Identify the lines holding "אזהרה" and copy them.
::::::
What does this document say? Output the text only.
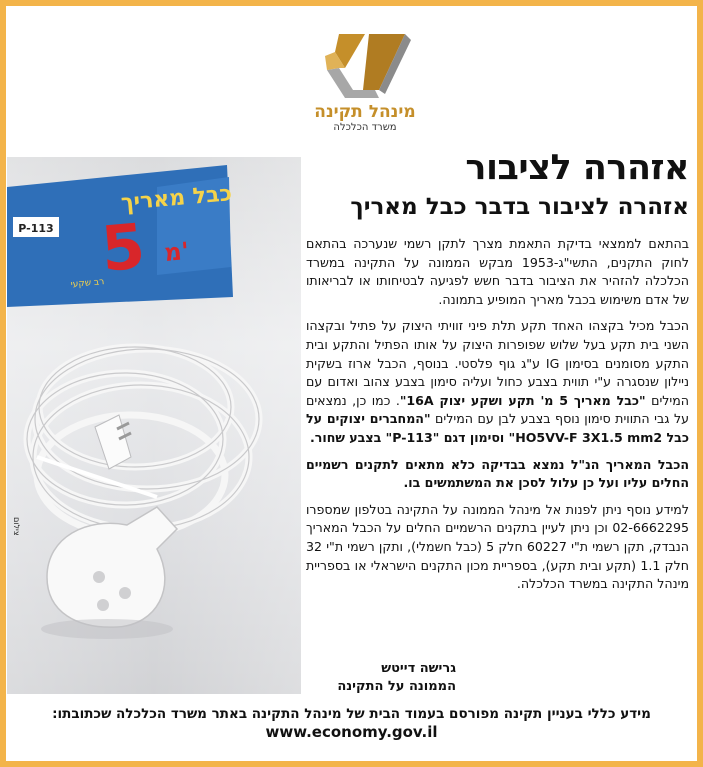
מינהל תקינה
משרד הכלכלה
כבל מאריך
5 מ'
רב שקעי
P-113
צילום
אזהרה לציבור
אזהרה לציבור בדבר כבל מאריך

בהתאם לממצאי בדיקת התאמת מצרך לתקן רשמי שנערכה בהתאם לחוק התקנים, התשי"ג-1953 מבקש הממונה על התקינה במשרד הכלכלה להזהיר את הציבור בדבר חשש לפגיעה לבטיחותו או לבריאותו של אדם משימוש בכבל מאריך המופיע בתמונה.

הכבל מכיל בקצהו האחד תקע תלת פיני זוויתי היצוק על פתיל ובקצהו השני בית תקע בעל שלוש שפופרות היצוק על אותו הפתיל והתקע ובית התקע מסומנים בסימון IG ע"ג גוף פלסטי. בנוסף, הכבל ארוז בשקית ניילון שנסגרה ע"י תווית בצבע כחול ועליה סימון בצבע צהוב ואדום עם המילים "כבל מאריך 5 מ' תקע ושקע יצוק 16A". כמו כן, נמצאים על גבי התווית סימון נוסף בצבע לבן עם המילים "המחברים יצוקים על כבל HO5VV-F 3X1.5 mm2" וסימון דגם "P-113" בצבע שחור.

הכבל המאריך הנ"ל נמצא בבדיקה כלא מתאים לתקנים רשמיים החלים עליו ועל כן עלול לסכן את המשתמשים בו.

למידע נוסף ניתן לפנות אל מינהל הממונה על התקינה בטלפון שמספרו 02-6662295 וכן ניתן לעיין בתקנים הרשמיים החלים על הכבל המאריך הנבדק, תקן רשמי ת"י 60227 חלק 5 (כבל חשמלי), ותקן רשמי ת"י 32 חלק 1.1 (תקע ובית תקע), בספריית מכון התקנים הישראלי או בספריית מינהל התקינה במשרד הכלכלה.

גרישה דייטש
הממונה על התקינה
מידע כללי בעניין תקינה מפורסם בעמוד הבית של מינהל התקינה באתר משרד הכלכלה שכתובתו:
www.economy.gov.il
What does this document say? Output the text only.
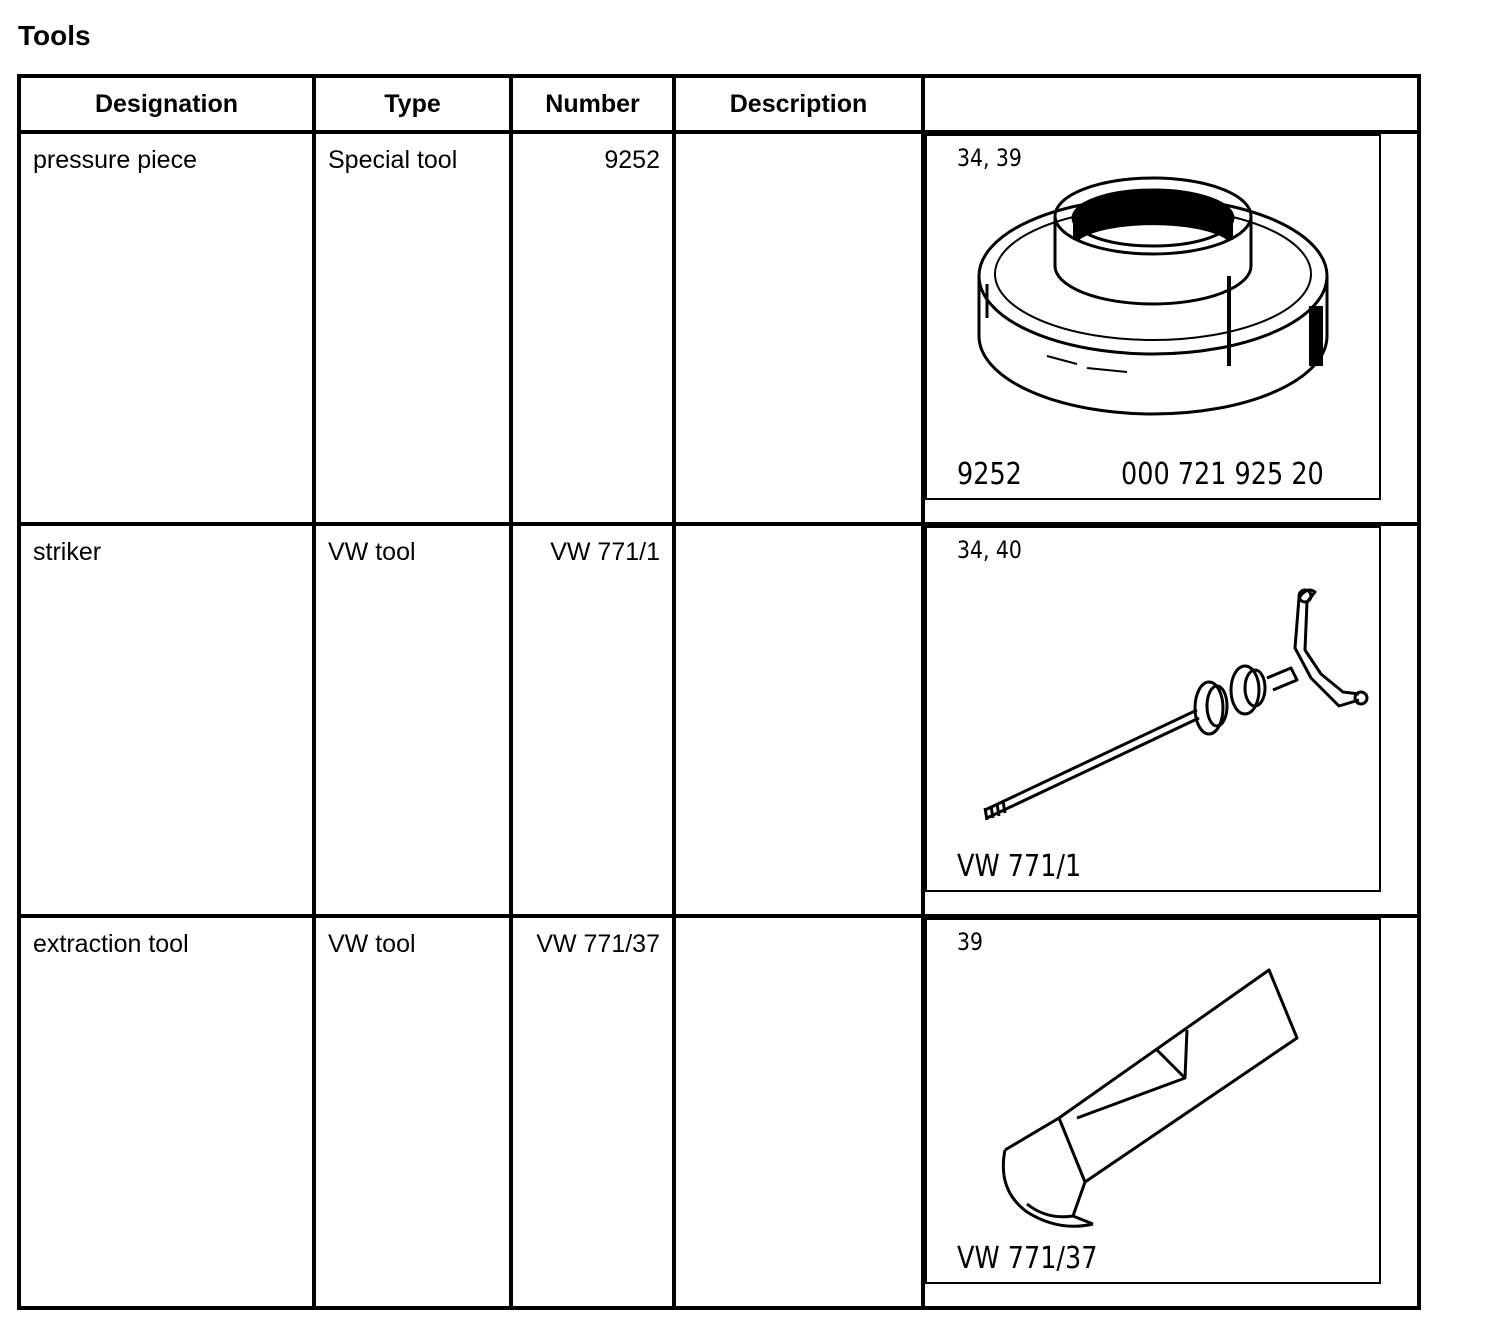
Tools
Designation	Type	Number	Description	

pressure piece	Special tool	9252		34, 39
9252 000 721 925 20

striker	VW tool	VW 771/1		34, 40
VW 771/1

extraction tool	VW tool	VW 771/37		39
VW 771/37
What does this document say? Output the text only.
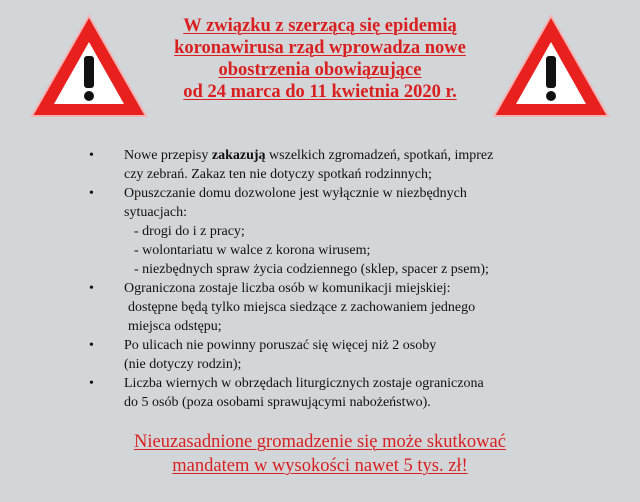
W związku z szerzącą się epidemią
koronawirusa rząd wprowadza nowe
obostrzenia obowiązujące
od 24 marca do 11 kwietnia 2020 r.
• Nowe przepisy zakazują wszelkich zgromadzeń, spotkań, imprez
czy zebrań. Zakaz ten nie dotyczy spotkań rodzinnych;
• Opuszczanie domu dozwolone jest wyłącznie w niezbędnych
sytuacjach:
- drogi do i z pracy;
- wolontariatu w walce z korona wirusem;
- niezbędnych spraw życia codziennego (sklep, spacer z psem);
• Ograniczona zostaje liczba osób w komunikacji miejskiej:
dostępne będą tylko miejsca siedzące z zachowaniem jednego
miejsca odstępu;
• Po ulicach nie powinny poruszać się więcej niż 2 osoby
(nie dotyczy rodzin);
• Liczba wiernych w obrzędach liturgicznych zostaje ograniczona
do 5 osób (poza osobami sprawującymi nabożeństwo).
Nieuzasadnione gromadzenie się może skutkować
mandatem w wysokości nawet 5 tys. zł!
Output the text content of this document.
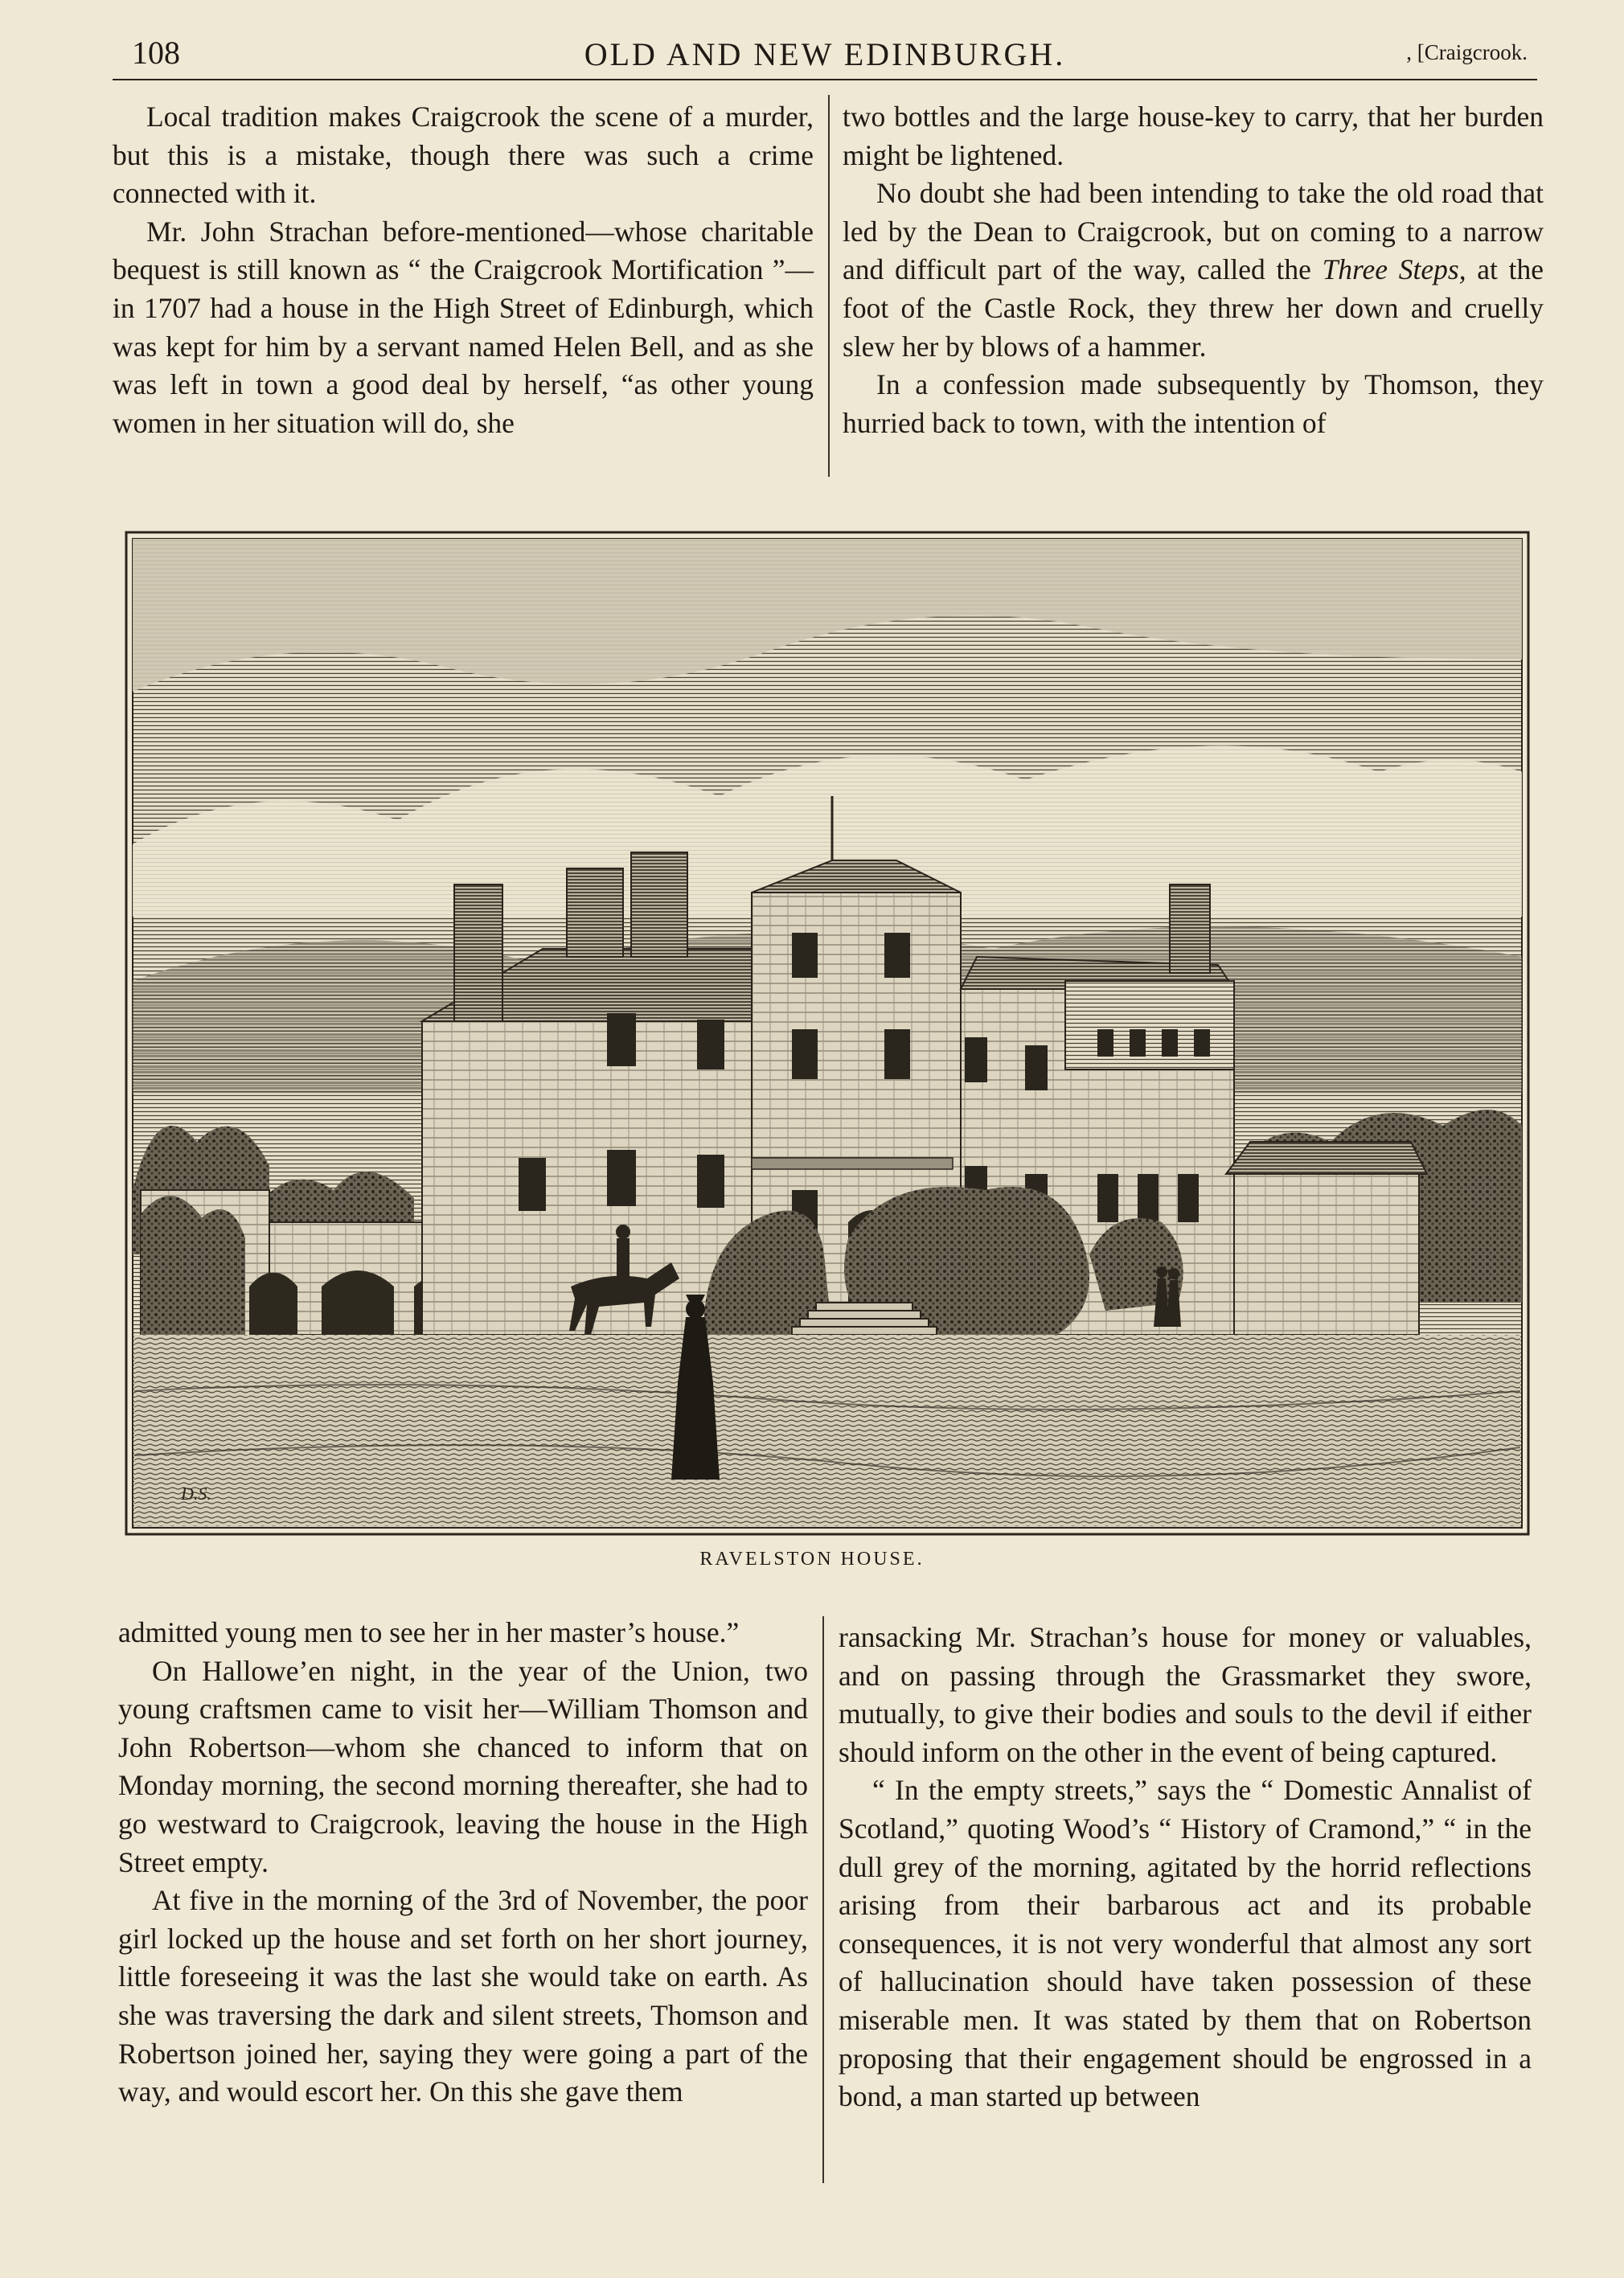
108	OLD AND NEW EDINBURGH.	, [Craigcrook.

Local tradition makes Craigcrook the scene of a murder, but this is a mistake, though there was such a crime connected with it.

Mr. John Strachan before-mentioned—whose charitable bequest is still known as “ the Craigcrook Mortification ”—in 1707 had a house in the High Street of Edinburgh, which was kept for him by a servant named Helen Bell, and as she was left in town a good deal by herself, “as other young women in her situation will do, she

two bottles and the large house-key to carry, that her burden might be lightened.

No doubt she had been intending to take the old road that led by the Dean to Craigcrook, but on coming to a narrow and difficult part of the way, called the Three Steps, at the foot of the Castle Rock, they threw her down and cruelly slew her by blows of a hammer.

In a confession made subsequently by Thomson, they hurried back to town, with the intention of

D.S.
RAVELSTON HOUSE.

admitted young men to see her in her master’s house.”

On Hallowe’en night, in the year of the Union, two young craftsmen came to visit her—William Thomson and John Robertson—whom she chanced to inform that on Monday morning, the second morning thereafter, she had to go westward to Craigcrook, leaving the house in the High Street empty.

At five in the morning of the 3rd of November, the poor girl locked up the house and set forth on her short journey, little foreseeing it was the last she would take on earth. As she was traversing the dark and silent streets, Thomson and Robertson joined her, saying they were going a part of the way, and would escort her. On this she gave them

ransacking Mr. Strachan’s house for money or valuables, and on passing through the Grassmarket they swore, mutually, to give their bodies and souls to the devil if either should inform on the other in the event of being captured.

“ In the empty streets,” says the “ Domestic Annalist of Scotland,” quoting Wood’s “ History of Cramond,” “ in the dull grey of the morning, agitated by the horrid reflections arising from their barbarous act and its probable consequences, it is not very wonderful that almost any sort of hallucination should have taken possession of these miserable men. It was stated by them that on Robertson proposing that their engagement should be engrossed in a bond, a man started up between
::::::
# Task solution
אזהרה לציבור
אזהרה לציבור בדבר כבל מאריך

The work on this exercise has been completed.